→ Task directions
Starting at the first line of the records and continuing through the line with "dimension-value: 20 [330,557,401,575]", inclusive, replace each occurrence of "table-row" with "data-row". Reproduce those lines with everything else unchanged.

→ Material to process
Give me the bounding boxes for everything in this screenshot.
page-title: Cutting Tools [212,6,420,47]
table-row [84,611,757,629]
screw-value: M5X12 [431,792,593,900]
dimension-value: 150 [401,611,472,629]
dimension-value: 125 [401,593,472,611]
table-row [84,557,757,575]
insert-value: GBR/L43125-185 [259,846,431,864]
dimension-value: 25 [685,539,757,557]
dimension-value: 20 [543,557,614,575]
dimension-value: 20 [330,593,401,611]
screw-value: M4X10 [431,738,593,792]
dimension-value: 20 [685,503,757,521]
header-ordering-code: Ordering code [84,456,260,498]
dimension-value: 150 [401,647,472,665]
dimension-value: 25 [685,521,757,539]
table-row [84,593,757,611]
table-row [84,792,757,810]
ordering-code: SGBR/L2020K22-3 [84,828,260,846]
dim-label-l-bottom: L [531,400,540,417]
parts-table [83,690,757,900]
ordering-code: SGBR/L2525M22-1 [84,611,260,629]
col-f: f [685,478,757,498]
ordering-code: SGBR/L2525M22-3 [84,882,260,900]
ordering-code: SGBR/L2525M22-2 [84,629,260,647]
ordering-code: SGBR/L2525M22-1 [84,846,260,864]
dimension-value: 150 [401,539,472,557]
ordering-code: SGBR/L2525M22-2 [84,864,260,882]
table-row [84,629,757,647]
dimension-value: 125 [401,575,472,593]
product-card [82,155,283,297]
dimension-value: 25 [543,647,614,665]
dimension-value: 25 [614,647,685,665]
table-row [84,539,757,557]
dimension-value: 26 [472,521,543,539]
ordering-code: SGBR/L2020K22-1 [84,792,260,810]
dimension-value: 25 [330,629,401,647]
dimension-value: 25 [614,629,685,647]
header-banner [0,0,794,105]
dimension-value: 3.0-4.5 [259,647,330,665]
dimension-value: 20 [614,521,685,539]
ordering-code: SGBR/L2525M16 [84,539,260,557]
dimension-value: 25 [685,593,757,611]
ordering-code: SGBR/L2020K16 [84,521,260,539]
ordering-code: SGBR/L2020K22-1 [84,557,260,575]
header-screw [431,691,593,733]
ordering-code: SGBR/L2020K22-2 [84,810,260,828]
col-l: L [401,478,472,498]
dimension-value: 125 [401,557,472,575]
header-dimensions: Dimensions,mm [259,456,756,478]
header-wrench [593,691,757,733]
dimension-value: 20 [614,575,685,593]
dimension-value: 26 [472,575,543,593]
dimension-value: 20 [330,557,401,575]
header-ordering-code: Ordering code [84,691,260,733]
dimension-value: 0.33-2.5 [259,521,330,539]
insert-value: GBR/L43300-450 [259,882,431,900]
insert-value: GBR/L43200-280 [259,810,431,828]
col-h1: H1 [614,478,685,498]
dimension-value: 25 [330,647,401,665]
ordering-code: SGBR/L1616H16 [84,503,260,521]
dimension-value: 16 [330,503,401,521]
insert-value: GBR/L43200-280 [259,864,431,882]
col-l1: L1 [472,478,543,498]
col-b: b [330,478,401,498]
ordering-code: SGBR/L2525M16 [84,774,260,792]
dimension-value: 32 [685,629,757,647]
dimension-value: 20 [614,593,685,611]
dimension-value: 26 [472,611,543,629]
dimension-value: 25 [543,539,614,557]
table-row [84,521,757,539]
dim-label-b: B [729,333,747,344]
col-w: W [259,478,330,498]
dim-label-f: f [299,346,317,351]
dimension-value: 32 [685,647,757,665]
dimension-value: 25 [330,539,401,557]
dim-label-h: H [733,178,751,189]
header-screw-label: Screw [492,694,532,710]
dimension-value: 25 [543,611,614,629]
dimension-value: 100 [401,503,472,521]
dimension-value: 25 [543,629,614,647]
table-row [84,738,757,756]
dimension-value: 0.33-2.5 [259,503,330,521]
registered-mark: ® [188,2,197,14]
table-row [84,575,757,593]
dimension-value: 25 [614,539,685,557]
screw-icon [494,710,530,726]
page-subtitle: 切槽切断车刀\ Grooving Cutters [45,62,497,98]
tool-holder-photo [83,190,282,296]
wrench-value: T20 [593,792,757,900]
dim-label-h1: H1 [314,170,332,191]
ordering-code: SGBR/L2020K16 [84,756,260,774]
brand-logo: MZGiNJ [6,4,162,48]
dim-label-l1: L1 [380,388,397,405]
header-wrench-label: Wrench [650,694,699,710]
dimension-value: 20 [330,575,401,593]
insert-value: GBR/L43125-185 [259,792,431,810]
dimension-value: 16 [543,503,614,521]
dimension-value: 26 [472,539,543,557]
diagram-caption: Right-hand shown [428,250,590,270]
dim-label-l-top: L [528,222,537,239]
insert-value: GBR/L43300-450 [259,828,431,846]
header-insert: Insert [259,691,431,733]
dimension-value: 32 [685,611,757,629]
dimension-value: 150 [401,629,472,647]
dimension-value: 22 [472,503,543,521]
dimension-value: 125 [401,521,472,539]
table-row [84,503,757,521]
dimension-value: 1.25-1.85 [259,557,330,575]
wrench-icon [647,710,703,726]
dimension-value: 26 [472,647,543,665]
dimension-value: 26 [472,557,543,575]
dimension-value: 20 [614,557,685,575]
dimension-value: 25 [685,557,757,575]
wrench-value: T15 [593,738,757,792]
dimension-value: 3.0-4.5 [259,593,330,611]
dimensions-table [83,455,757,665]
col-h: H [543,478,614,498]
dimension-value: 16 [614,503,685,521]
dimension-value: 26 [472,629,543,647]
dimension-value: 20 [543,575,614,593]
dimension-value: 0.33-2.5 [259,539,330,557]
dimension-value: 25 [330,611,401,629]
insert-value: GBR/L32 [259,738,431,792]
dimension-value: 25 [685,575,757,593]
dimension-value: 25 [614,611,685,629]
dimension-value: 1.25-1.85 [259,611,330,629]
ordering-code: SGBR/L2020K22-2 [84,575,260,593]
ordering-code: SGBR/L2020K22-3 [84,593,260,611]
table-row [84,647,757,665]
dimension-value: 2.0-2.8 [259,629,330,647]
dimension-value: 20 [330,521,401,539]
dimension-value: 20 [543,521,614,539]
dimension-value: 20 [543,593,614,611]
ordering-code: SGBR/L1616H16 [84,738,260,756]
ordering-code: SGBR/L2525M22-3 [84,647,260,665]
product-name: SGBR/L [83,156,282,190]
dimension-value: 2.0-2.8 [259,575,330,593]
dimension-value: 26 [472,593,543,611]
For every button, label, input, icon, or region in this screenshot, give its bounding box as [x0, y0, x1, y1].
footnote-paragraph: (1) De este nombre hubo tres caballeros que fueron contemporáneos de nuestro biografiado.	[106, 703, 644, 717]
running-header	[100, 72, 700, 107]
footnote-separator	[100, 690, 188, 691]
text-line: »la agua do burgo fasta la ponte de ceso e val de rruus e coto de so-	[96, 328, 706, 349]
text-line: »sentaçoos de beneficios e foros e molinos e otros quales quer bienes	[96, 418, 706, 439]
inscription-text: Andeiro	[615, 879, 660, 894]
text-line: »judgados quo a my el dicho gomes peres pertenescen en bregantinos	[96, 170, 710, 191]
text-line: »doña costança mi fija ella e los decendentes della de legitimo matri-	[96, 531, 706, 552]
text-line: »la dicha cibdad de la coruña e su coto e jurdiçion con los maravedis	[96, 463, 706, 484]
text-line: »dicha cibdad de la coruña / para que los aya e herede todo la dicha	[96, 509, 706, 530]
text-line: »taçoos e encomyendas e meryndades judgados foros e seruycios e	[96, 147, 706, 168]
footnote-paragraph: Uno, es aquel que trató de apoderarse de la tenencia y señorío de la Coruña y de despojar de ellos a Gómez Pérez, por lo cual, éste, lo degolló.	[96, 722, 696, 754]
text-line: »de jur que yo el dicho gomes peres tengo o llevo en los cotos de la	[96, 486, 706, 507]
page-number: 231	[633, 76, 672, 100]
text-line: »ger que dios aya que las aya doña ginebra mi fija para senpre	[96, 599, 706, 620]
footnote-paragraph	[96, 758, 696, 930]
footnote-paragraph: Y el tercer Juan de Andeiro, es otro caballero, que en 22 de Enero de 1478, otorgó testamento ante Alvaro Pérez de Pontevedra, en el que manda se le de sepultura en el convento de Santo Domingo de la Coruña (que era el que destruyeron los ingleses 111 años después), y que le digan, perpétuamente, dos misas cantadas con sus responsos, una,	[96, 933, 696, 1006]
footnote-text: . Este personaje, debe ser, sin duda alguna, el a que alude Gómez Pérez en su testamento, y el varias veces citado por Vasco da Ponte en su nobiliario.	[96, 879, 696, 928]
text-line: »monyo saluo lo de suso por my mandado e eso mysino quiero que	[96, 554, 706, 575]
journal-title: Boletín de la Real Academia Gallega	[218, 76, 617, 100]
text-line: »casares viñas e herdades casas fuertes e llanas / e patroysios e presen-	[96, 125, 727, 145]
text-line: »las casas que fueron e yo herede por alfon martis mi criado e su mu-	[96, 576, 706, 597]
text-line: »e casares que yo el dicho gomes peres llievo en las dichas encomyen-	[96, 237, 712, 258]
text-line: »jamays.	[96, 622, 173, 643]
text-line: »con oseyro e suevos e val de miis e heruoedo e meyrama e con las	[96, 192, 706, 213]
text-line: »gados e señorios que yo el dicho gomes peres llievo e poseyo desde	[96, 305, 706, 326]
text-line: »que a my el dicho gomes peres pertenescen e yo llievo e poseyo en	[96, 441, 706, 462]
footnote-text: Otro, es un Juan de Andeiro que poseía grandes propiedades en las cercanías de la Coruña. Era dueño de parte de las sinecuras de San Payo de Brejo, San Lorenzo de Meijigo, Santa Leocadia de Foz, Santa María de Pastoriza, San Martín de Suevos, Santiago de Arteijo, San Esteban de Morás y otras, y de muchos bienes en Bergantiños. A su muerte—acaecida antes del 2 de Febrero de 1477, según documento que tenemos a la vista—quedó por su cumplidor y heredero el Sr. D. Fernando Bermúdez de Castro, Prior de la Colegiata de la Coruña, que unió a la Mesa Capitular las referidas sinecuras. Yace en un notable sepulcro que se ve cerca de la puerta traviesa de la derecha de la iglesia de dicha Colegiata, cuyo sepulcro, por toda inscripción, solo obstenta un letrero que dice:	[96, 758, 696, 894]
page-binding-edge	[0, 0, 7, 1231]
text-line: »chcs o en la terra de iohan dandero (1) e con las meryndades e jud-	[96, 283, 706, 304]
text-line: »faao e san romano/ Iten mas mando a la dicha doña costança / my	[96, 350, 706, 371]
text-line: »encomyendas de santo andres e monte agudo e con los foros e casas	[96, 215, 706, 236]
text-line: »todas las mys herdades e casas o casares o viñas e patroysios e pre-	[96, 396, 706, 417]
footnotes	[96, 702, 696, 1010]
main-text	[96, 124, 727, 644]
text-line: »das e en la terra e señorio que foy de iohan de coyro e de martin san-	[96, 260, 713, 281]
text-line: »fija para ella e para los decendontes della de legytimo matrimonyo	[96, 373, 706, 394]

→ Result for this task
Give me the bounding boxes for everything in this screenshot.
page-title: Cutting Tools [212,6,420,47]
data-row [84,611,757,629]
screw-value: M5X12 [431,792,593,900]
dimension-value: 150 [401,611,472,629]
dimension-value: 125 [401,593,472,611]
data-row [84,557,757,575]
insert-value: GBR/L43125-185 [259,846,431,864]
dimension-value: 25 [685,539,757,557]
dimension-value: 20 [543,557,614,575]
dimension-value: 20 [330,593,401,611]
screw-value: M4X10 [431,738,593,792]
dimension-value: 20 [685,503,757,521]
header-ordering-code: Ordering code [84,456,260,498]
dimension-value: 150 [401,647,472,665]
dimension-value: 25 [685,521,757,539]
data-row [84,593,757,611]
data-row [84,792,757,810]
ordering-code: SGBR/L2020K22-3 [84,828,260,846]
dim-label-l-bottom: L [531,400,540,417]
parts-table [83,690,757,900]
ordering-code: SGBR/L2525M22-1 [84,611,260,629]
col-f: f [685,478,757,498]
ordering-code: SGBR/L2525M22-3 [84,882,260,900]
ordering-code: SGBR/L2525M22-2 [84,629,260,647]
ordering-code: SGBR/L2525M22-1 [84,846,260,864]
dimension-value: 150 [401,539,472,557]
ordering-code: SGBR/L2525M22-2 [84,864,260,882]
data-row [84,629,757,647]
dimension-value: 125 [401,575,472,593]
product-card [82,155,283,297]
dimension-value: 25 [543,647,614,665]
dimension-value: 25 [614,647,685,665]
data-row [84,539,757,557]
dimension-value: 26 [472,521,543,539]
ordering-code: SGBR/L2020K22-1 [84,792,260,810]
dimension-value: 25 [330,629,401,647]
dimension-value: 25 [614,629,685,647]
header-banner [0,0,794,105]
dimension-value: 3.0-4.5 [259,647,330,665]
dimension-value: 20 [614,521,685,539]
ordering-code: SGBR/L2525M16 [84,539,260,557]
dimension-value: 25 [685,593,757,611]
ordering-code: SGBR/L2020K16 [84,521,260,539]
ordering-code: SGBR/L2020K22-1 [84,557,260,575]
header-screw [431,691,593,733]
ordering-code: SGBR/L2020K22-2 [84,810,260,828]
col-l: L [401,478,472,498]
dimension-value: 125 [401,557,472,575]
header-dimensions: Dimensions,mm [259,456,756,478]
header-wrench [593,691,757,733]
dimension-value: 20 [614,575,685,593]
dimension-value: 26 [472,575,543,593]
dimension-value: 20 [330,557,401,575]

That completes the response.